## Given problem:
All of the data should be output character for character, except the pictures.

::: Material for this exercise :::

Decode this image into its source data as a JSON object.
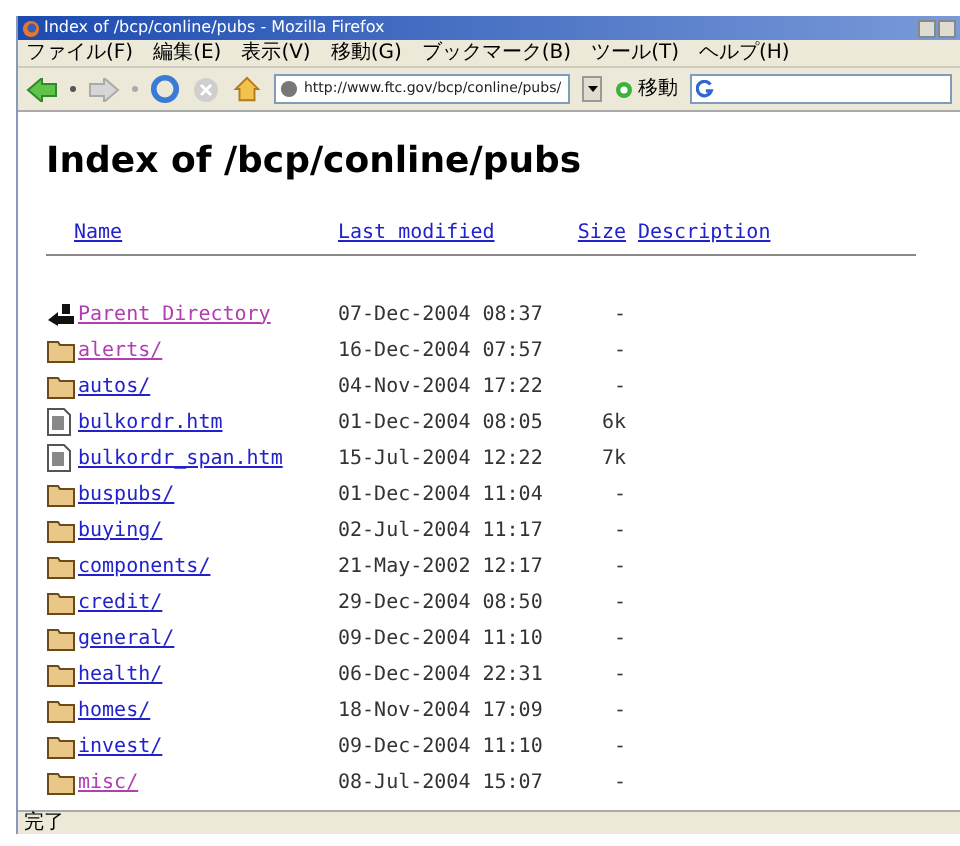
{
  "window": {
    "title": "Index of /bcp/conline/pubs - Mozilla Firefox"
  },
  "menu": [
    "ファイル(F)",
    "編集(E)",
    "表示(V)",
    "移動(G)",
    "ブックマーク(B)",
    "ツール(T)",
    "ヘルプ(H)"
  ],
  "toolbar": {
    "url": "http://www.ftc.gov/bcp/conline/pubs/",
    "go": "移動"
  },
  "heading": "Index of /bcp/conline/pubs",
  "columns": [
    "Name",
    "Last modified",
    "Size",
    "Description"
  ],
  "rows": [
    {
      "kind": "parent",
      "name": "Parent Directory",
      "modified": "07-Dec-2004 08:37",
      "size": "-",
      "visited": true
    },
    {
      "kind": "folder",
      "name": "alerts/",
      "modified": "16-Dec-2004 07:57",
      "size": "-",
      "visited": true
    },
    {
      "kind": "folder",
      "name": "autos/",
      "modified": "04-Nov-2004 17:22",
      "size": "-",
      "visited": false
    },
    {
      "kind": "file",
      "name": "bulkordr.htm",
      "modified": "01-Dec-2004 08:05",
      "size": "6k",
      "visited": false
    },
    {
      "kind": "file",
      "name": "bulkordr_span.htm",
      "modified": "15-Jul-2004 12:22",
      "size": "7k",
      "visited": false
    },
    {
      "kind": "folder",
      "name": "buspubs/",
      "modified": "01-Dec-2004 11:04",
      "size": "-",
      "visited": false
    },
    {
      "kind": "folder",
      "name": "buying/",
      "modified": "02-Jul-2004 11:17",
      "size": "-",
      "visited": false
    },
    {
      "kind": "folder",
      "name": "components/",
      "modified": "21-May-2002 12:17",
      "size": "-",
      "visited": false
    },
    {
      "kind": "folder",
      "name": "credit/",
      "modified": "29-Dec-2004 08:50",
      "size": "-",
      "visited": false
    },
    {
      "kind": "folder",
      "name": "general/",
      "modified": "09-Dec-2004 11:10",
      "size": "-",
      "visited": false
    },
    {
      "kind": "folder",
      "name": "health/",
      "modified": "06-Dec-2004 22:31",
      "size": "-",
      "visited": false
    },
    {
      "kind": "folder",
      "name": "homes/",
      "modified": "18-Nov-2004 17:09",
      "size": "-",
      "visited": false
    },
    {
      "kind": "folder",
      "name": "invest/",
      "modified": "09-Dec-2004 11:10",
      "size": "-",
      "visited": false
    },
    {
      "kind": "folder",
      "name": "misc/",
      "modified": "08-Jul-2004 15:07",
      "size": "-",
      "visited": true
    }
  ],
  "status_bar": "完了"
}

:::

## Solution to the problem:
Decode this image into its source data as a JSON object.
{
  "window": {
    "title": "Index of /bcp/conline/pubs - Mozilla Firefox"
  },
  "menu": [
    "ファイル(F)",
    "編集(E)",
    "表示(V)",
    "移動(G)",
    "ブックマーク(B)",
    "ツール(T)",
    "ヘルプ(H)"
  ],
  "toolbar": {
    "url": "http://www.ftc.gov/bcp/conline/pubs/",
    "go": "移動"
  },
  "heading": "Index of /bcp/conline/pubs",
  "columns": [
    "Name",
    "Last modified",
    "Size",
    "Description"
  ],
  "rows": [
    {
      "kind": "parent",
      "name": "Parent Directory",
      "modified": "07-Dec-2004 08:37",
      "size": "-",
      "visited": true
    },
    {
      "kind": "folder",
      "name": "alerts/",
      "modified": "16-Dec-2004 07:57",
      "size": "-",
      "visited": true
    },
    {
      "kind": "folder",
      "name": "autos/",
      "modified": "04-Nov-2004 17:22",
      "size": "-",
      "visited": false
    },
    {
      "kind": "file",
      "name": "bulkordr.htm",
      "modified": "01-Dec-2004 08:05",
      "size": "6k",
      "visited": false
    },
    {
      "kind": "file",
      "name": "bulkordr_span.htm",
      "modified": "15-Jul-2004 12:22",
      "size": "7k",
      "visited": false
    },
    {
      "kind": "folder",
      "name": "buspubs/",
      "modified": "01-Dec-2004 11:04",
      "size": "-",
      "visited": false
    },
    {
      "kind": "folder",
      "name": "buying/",
      "modified": "02-Jul-2004 11:17",
      "size": "-",
      "visited": false
    },
    {
      "kind": "folder",
      "name": "components/",
      "modified": "21-May-2002 12:17",
      "size": "-",
      "visited": false
    },
    {
      "kind": "folder",
      "name": "credit/",
      "modified": "29-Dec-2004 08:50",
      "size": "-",
      "visited": false
    },
    {
      "kind": "folder",
      "name": "general/",
      "modified": "09-Dec-2004 11:10",
      "size": "-",
      "visited": false
    },
    {
      "kind": "folder",
      "name": "health/",
      "modified": "06-Dec-2004 22:31",
      "size": "-",
      "visited": false
    },
    {
      "kind": "folder",
      "name": "homes/",
      "modified": "18-Nov-2004 17:09",
      "size": "-",
      "visited": false
    },
    {
      "kind": "folder",
      "name": "invest/",
      "modified": "09-Dec-2004 11:10",
      "size": "-",
      "visited": false
    },
    {
      "kind": "folder",
      "name": "misc/",
      "modified": "08-Jul-2004 15:07",
      "size": "-",
      "visited": true
    }
  ],
  "status_bar": "完了"
}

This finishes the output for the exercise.